A section of highway identified as a commuter’s nightmare year after year is on track for traffic relief through a state-driven transportation study up for review starting this month that examines a rail connection between Sonoma, Marin and Solano counties.

The California Department of Transportation commissioned the study in May 2019 through the Solano Transportation Authority and Sonoma Marin Area Rail Transit to review the feasibility of running a rail extension from Marin County east along the Interstate 80 corridor. The current version of the rail plan, which was finalized a year ago, will receive 60 days of public comment early this year.

The Solano County extension, designed to alleviate traffic congestion in and out of the San Francisco Bay Area, is part of the 2022 State Rail Plan. The rail plan now updated since its 2018 inception had “identified gaps in the system that need additional planning, including the Solano County hub and the adjacent corridor between Marin and Solano counties,” Caltrans spokesman Will Arnold said.

Currently, the SMART trains run in a north-to-south direction over a 45-mile stretch linking Sonoma and Marin counties. Future connections are planned for Windsor, Healdsburg and Cloverdale in northern Sonoma County.

▶ [Entries shown]:
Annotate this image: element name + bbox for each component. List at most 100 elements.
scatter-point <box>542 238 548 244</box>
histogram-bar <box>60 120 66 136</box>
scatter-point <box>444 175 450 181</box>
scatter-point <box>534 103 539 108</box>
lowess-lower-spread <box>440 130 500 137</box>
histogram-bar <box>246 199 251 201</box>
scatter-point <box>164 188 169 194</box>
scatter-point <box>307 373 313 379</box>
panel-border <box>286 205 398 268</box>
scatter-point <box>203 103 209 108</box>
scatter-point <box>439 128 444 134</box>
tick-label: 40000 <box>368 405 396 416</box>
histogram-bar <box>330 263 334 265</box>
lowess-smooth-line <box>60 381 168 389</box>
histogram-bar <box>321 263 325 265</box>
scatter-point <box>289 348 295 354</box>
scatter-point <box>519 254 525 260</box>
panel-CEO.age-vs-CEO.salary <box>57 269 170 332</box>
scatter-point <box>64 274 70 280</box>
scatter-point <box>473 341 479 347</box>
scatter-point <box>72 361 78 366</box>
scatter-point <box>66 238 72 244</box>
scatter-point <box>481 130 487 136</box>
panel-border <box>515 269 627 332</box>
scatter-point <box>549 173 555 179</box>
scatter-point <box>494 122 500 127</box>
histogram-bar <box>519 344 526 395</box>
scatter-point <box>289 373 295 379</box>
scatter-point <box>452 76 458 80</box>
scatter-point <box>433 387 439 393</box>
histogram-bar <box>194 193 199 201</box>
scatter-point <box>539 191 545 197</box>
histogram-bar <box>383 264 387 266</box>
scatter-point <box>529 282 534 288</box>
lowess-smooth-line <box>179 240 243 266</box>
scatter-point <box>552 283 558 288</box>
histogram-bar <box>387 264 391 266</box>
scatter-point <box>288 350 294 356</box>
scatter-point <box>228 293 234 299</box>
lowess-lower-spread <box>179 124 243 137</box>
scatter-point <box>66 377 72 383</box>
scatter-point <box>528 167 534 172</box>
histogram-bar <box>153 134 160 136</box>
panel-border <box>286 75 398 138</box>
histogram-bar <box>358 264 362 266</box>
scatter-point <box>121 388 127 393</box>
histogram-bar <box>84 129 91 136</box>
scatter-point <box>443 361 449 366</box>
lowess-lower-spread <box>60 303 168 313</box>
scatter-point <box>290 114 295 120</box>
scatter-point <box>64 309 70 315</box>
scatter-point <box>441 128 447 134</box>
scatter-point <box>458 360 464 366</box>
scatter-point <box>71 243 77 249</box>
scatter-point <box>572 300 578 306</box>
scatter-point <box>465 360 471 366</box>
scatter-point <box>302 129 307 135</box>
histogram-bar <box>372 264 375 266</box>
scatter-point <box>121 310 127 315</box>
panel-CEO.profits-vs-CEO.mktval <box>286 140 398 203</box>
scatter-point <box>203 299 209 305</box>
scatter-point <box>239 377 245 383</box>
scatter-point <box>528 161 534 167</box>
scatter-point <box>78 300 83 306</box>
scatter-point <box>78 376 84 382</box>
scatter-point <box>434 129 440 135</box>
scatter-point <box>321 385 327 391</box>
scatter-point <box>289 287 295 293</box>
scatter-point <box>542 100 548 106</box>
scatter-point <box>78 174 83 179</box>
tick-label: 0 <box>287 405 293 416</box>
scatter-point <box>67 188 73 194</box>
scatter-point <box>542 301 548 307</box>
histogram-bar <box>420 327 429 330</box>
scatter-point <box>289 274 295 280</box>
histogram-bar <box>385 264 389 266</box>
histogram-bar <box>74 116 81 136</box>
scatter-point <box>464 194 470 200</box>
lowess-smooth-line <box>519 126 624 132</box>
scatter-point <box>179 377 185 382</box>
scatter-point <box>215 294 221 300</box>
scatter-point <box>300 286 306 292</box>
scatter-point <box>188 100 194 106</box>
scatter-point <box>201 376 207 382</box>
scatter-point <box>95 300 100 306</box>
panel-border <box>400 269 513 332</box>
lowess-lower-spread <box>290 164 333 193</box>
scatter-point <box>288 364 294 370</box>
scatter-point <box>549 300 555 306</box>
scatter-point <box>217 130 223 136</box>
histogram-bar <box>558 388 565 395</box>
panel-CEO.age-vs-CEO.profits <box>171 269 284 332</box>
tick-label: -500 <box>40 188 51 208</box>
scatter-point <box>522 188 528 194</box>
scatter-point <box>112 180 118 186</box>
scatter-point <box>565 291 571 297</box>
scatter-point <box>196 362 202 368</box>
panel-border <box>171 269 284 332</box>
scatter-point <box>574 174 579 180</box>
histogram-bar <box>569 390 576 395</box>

▶ [Tasks and exercises]:
A. Transcribe the rail extension article word for word, beginning at the words "A section of" and stopping after "early this year.".
B. Decide whether each statement below agrees with the rail extension article, answering yes or no and quoting the words of the article that settle it: (i) Caltrans commissioned the study in May 2019; (ii) SMART trains currently run in an east-to-west direction; (iii) the current rail plan will receive 90 days of public comment.

▶ [Solutions to the tasks]:
A.
A section of highway identified as a commuter’s nightmare year after year is on track for traffic relief through a state-driven transportation study up for review starting this month that examines a rail connection between Sonoma, Marin and Solano counties.

The California Department of Transportation commissioned the study in May 2019 through the Solano Transportation Authority and Sonoma Marin Area Rail Transit to review the feasibility of running a rail extension from Marin County east along the Interstate 80 corridor. The current version of the rail plan, which was finalized a year ago, will receive 60 days of public comment early this year.

B.
(i) Yes: "The California Department of Transportation commissioned the study in May 2019"
(ii) No: "the SMART trains run in a north-to-south direction over a 45-mile stretch linking Sonoma and Marin counties"
(iii) No: "will receive 60 days of public comment early this year"